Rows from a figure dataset
■ ■ ■ ■

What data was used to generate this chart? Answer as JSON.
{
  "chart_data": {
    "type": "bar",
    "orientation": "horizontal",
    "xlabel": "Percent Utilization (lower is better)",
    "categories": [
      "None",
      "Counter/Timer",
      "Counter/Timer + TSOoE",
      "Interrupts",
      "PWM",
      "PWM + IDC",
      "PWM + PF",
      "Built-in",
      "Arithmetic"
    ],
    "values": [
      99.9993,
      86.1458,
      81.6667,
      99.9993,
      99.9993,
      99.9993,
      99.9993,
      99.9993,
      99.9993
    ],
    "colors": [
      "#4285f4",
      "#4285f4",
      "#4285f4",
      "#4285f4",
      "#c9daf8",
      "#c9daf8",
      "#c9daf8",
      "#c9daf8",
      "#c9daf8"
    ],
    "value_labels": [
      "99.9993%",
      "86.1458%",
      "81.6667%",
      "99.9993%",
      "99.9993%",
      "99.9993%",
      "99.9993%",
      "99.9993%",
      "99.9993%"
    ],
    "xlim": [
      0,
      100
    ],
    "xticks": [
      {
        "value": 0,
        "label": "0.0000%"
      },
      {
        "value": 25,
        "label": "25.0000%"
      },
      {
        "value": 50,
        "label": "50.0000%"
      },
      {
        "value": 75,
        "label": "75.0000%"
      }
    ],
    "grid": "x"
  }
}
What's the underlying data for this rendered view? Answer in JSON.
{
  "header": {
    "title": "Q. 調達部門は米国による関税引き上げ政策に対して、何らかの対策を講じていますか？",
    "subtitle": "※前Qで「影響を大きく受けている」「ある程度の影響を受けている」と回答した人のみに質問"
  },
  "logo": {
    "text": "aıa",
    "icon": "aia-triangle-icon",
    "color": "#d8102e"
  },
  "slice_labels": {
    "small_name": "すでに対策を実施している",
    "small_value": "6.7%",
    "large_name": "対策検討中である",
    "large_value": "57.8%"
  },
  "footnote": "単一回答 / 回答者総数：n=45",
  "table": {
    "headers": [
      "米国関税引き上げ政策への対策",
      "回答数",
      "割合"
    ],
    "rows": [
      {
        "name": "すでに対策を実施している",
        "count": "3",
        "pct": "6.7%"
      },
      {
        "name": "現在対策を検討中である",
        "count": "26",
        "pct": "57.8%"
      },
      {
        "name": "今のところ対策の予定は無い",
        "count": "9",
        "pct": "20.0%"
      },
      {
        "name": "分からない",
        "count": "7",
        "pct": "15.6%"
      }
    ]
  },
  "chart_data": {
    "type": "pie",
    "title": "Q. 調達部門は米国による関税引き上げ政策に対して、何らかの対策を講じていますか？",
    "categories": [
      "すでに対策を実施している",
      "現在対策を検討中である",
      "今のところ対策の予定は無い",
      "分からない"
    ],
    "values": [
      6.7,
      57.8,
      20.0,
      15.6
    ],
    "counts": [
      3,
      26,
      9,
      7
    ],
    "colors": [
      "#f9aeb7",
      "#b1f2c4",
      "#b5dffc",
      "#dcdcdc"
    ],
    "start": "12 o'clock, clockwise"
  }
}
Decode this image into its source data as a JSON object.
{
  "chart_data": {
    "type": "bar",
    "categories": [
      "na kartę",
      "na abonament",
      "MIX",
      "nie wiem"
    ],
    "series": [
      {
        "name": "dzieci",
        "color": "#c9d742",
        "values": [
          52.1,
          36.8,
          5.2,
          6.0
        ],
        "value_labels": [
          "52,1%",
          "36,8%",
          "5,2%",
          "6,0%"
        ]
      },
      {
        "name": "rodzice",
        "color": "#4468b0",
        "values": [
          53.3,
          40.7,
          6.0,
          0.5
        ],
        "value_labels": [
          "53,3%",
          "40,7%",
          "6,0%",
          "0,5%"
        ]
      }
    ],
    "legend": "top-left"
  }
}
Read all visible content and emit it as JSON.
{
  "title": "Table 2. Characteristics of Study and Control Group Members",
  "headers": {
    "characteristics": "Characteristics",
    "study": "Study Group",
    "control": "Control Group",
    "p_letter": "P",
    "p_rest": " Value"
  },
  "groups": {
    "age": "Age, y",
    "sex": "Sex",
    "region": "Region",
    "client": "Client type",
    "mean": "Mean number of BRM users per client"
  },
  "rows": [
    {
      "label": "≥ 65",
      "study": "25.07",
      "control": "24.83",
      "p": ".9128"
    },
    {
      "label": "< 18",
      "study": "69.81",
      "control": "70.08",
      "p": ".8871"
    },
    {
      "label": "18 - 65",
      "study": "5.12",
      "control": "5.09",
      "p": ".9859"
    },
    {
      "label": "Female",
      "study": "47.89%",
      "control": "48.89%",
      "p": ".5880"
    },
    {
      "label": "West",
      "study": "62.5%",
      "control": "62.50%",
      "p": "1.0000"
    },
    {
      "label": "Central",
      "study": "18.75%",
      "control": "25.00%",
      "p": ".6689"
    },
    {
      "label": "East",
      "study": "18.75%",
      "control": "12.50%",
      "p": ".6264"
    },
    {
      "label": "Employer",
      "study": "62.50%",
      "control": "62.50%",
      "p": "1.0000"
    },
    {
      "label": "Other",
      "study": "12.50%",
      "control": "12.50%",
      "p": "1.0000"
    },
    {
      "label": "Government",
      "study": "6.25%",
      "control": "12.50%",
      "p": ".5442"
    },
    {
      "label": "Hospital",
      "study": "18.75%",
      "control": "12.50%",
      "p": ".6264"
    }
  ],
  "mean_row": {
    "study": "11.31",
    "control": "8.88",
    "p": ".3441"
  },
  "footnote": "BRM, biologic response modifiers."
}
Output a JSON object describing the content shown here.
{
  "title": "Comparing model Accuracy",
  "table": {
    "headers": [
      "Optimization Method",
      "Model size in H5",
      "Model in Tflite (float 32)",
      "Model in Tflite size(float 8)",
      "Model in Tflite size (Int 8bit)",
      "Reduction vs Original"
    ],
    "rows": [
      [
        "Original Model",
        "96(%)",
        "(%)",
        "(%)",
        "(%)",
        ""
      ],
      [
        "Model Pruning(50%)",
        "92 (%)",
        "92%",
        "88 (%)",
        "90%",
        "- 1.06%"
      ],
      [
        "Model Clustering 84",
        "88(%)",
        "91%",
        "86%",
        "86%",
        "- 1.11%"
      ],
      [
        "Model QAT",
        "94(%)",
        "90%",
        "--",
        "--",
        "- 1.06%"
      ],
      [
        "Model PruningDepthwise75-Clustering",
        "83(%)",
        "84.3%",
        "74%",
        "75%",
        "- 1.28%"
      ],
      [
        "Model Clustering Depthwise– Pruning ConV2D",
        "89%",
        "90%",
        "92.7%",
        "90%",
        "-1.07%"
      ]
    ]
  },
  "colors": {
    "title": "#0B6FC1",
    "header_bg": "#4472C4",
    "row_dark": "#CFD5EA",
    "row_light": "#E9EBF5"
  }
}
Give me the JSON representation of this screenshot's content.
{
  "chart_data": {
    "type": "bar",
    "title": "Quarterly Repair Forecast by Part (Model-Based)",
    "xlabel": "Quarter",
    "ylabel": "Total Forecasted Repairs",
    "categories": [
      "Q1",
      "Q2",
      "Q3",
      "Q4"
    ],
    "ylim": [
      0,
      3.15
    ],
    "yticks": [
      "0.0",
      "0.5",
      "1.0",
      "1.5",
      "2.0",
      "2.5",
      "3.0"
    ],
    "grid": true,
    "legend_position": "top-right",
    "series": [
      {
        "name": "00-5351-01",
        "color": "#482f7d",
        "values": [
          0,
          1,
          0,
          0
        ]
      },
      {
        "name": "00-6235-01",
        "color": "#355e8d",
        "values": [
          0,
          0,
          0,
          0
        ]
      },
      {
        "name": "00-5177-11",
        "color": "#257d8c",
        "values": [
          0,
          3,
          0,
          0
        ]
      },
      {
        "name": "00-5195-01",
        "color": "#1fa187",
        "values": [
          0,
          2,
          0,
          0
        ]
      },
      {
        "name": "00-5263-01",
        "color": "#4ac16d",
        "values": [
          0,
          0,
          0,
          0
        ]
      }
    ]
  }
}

■ ■ ■ ■

Set down nothing but the lines from the one with "Give me the" through the end of the records, keeping each line exactly as written and including both ends.

_ANSWER TO THIS TASK_
Give me the JSON representation of this screenshot's content.
{
  "chart_data": {
    "type": "bar",
    "title": "Quarterly Repair Forecast by Part (Model-Based)",
    "xlabel": "Quarter",
    "ylabel": "Total Forecasted Repairs",
    "categories": [
      "Q1",
      "Q2",
      "Q3",
      "Q4"
    ],
    "ylim": [
      0,
      3.15
    ],
    "yticks": [
      "0.0",
      "0.5",
      "1.0",
      "1.5",
      "2.0",
      "2.5",
      "3.0"
    ],
    "grid": true,
    "legend_position": "top-right",
    "series": [
      {
        "name": "00-5351-01",
        "color": "#482f7d",
        "values": [
          0,
          1,
          0,
          0
        ]
      },
      {
        "name": "00-6235-01",
        "color": "#355e8d",
        "values": [
          0,
          0,
          0,
          0
        ]
      },
      {
        "name": "00-5177-11",
        "color": "#257d8c",
        "values": [
          0,
          3,
          0,
          0
        ]
      },
      {
        "name": "00-5195-01",
        "color": "#1fa187",
        "values": [
          0,
          2,
          0,
          0
        ]
      },
      {
        "name": "00-5263-01",
        "color": "#4ac16d",
        "values": [
          0,
          0,
          0,
          0
        ]
      }
    ]
  }
}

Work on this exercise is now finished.